Dataset items
◆ ◆ ◆ ◆ ◆ ◆ ◆

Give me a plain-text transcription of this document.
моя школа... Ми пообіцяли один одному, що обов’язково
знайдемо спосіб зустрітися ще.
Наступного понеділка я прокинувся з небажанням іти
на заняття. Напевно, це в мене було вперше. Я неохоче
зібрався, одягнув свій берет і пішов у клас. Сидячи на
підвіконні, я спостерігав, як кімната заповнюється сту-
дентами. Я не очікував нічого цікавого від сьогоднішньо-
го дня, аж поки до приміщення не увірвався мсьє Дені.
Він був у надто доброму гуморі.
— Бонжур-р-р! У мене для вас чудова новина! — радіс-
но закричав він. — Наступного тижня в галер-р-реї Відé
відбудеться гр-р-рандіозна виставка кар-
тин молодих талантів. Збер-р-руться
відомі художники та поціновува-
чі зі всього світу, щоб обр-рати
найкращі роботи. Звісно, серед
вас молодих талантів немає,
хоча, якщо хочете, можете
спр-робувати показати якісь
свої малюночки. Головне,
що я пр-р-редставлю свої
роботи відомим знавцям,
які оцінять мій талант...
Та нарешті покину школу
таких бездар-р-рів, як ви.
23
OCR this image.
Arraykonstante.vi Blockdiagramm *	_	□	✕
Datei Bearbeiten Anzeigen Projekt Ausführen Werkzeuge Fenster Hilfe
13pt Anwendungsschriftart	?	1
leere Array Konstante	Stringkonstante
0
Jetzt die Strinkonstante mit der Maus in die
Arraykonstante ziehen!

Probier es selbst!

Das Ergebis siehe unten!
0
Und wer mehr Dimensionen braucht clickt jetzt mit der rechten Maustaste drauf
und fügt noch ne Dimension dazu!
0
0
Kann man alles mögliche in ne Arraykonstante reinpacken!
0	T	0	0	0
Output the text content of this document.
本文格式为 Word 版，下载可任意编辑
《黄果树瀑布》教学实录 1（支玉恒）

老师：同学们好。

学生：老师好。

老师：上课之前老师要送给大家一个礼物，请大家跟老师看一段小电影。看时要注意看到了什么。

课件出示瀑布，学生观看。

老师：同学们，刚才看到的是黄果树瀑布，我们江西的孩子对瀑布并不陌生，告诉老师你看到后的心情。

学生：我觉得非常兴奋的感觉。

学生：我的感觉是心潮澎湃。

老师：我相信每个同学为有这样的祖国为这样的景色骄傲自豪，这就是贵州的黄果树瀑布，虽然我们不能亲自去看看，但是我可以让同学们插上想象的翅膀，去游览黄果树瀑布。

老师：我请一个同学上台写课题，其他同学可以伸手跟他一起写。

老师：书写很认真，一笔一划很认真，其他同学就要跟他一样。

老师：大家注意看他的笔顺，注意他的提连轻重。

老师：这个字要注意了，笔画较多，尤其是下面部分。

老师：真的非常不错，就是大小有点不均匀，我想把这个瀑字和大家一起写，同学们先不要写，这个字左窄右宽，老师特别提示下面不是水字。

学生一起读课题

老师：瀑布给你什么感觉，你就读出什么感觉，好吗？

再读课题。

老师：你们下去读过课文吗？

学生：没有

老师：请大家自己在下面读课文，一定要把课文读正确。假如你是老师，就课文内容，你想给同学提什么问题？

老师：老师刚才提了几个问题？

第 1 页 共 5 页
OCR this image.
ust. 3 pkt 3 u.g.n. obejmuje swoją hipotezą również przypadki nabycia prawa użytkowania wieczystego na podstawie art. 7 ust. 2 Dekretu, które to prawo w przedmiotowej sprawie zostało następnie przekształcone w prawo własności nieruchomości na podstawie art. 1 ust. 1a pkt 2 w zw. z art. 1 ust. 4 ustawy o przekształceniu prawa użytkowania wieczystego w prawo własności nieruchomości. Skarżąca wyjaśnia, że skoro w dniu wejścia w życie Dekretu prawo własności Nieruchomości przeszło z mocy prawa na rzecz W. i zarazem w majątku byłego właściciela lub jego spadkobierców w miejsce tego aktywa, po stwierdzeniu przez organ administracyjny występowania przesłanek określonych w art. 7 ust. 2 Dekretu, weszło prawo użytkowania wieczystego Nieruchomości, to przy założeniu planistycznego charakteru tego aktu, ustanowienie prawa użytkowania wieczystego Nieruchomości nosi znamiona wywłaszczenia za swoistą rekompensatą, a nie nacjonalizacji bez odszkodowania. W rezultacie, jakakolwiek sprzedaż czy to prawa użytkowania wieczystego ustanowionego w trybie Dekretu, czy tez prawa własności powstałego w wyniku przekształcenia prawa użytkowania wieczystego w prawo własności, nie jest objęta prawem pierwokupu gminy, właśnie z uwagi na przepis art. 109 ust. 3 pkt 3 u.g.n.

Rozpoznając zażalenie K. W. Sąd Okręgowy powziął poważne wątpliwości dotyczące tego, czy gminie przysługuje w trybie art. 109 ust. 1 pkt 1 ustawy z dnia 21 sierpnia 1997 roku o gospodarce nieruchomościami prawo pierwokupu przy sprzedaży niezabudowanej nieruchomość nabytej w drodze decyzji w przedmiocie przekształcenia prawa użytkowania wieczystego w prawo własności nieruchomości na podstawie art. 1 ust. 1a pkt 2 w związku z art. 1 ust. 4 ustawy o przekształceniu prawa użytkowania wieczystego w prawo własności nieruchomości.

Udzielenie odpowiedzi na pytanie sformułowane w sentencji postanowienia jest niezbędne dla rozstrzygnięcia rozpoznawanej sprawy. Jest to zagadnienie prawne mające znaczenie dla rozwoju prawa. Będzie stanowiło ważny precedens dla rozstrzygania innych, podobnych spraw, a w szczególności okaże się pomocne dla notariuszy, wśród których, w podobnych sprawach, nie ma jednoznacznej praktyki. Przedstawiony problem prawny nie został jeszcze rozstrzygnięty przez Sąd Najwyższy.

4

◆ ◆ ◆ ◆ ◆ ◆ ◆

WRITTEN PROBLEM →
Locate the lines above that contain "this" and copy them.

EXERCISE OUTPUT →
Give me a plain-text transcription of this document.
OCR this image.
Output the text content of this document.
OCR this image.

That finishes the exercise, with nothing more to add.